Excerpts from a transcription dataset
★ ★ ★
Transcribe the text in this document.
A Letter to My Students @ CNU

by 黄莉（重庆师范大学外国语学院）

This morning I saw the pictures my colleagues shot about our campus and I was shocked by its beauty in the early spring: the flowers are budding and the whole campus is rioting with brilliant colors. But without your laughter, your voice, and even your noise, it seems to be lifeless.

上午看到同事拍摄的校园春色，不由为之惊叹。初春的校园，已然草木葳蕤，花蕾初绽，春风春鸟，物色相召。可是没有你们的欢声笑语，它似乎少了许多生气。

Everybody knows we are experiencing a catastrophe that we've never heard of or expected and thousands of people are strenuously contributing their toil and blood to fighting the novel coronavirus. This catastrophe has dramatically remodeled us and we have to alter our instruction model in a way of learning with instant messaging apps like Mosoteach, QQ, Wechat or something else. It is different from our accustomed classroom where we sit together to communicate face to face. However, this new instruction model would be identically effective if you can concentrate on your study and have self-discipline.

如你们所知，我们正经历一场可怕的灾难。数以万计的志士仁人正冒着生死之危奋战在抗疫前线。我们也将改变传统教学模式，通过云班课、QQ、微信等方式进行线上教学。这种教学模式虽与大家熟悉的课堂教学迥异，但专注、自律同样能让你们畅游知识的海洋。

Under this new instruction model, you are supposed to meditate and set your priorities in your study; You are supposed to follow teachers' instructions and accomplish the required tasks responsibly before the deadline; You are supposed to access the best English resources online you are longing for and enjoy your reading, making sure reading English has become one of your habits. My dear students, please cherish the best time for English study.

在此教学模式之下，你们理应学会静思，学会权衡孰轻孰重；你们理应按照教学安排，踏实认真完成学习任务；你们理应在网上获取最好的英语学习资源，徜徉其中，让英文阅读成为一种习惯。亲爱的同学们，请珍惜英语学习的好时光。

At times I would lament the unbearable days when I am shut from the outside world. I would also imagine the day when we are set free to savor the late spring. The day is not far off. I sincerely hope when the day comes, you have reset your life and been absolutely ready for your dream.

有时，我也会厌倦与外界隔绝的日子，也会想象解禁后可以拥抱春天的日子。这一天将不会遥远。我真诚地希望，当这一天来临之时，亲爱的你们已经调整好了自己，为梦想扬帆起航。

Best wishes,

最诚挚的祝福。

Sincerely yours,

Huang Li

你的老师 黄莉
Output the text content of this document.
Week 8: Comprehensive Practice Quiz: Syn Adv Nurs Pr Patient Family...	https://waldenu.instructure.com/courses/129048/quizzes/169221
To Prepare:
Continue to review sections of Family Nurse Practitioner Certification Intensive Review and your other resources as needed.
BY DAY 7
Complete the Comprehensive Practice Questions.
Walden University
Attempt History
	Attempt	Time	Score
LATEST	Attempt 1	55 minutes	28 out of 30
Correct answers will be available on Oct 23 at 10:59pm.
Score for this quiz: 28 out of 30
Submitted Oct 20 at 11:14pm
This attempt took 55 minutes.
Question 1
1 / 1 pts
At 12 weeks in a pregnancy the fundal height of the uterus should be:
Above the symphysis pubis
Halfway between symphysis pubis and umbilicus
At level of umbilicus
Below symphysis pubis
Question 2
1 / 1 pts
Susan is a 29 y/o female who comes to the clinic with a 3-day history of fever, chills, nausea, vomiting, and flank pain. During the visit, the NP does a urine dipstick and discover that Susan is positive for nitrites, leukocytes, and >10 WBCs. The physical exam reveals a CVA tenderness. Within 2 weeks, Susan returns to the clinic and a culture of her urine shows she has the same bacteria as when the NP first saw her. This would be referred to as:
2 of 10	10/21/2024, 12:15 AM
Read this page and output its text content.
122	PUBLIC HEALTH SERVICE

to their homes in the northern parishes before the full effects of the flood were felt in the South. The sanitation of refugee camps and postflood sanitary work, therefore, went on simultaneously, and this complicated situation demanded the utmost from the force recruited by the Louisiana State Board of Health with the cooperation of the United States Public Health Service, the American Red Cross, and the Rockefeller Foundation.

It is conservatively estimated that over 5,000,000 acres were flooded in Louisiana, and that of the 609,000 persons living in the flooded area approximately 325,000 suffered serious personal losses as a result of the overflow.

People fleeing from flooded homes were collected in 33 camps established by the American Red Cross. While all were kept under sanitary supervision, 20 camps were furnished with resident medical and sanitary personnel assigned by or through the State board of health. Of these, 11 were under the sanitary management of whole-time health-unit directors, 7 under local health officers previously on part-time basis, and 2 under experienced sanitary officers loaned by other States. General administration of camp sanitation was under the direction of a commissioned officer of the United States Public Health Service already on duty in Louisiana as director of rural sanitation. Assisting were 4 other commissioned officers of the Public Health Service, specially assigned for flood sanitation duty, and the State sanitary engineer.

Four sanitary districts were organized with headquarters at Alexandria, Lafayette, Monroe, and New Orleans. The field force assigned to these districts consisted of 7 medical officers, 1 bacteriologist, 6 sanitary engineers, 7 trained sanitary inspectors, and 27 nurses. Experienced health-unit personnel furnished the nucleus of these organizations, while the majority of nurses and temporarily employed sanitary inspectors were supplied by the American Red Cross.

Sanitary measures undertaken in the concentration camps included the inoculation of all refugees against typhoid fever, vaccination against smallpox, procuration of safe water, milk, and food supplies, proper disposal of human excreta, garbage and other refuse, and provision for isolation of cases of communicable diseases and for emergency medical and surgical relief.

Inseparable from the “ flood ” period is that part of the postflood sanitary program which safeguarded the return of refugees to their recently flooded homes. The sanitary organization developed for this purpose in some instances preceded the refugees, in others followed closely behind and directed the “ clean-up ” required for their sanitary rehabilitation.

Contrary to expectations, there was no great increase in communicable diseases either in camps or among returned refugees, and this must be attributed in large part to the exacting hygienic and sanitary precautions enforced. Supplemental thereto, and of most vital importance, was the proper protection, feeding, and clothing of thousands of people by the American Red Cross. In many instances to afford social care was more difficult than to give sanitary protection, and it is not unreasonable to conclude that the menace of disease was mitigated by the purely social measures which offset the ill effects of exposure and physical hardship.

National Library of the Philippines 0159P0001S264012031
★ ★ ★
BRIEF
Search the records above for "umbilicus". Copy each line where it is found.

TASK ANSWER
Halfway between symphysis pubis and umbilicus
At level of umbilicus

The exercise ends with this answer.